**Set task**: Print all of the data exactly as written.

— START Raw records —

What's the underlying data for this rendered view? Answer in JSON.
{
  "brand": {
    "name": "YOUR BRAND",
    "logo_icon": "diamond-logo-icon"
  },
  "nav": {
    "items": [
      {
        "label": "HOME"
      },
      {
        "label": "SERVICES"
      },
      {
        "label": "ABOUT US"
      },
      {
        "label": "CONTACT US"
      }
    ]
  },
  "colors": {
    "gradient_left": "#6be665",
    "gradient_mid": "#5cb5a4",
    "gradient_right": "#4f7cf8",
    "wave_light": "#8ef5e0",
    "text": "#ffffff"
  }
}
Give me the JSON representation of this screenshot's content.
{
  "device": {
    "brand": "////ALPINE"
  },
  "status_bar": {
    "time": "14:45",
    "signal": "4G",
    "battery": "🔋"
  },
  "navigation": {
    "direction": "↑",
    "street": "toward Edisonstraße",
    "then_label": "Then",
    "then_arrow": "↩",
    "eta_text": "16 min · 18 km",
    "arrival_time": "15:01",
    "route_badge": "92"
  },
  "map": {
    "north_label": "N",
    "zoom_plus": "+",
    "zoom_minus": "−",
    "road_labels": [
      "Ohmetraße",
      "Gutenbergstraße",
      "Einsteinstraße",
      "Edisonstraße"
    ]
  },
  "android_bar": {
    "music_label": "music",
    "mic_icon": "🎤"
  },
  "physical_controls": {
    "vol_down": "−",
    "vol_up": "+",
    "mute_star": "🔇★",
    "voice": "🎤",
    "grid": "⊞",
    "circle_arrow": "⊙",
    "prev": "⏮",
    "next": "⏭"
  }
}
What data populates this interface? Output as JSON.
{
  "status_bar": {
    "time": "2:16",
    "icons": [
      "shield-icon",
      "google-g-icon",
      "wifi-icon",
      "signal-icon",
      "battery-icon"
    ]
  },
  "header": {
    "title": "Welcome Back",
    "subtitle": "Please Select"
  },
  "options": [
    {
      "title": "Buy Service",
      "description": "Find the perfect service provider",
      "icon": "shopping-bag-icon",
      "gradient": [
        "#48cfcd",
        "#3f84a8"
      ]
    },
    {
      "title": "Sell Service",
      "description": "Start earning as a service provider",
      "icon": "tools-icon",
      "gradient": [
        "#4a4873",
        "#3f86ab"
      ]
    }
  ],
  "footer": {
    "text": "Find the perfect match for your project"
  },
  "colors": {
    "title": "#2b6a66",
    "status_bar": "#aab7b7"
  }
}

— END Raw records —

**Completed task**:
What's the underlying data for this rendered view? Answer in JSON.
{
  "brand": {
    "name": "YOUR BRAND",
    "logo_icon": "diamond-logo-icon"
  },
  "nav": {
    "items": [
      {
        "label": "HOME"
      },
      {
        "label": "SERVICES"
      },
      {
        "label": "ABOUT US"
      },
      {
        "label": "CONTACT US"
      }
    ]
  },
  "colors": {
    "gradient_left": "#6be665",
    "gradient_mid": "#5cb5a4",
    "gradient_right": "#4f7cf8",
    "wave_light": "#8ef5e0",
    "text": "#ffffff"
  }
}
Give me the JSON representation of this screenshot's content.
{
  "device": {
    "brand": "////ALPINE"
  },
  "status_bar": {
    "time": "14:45",
    "signal": "4G",
    "battery": "🔋"
  },
  "navigation": {
    "direction": "↑",
    "street": "toward Edisonstraße",
    "then_label": "Then",
    "then_arrow": "↩",
    "eta_text": "16 min · 18 km",
    "arrival_time": "15:01",
    "route_badge": "92"
  },
  "map": {
    "north_label": "N",
    "zoom_plus": "+",
    "zoom_minus": "−",
    "road_labels": [
      "Ohmetraße",
      "Gutenbergstraße",
      "Einsteinstraße",
      "Edisonstraße"
    ]
  },
  "android_bar": {
    "music_label": "music",
    "mic_icon": "🎤"
  },
  "physical_controls": {
    "vol_down": "−",
    "vol_up": "+",
    "mute_star": "🔇★",
    "voice": "🎤",
    "grid": "⊞",
    "circle_arrow": "⊙",
    "prev": "⏮",
    "next": "⏭"
  }
}
What data populates this interface? Output as JSON.
{
  "status_bar": {
    "time": "2:16",
    "icons": [
      "shield-icon",
      "google-g-icon",
      "wifi-icon",
      "signal-icon",
      "battery-icon"
    ]
  },
  "header": {
    "title": "Welcome Back",
    "subtitle": "Please Select"
  },
  "options": [
    {
      "title": "Buy Service",
      "description": "Find the perfect service provider",
      "icon": "shopping-bag-icon",
      "gradient": [
        "#48cfcd",
        "#3f84a8"
      ]
    },
    {
      "title": "Sell Service",
      "description": "Start earning as a service provider",
      "icon": "tools-icon",
      "gradient": [
        "#4a4873",
        "#3f86ab"
      ]
    }
  ],
  "footer": {
    "text": "Find the perfect match for your project"
  },
  "colors": {
    "title": "#2b6a66",
    "status_bar": "#aab7b7"
  }
}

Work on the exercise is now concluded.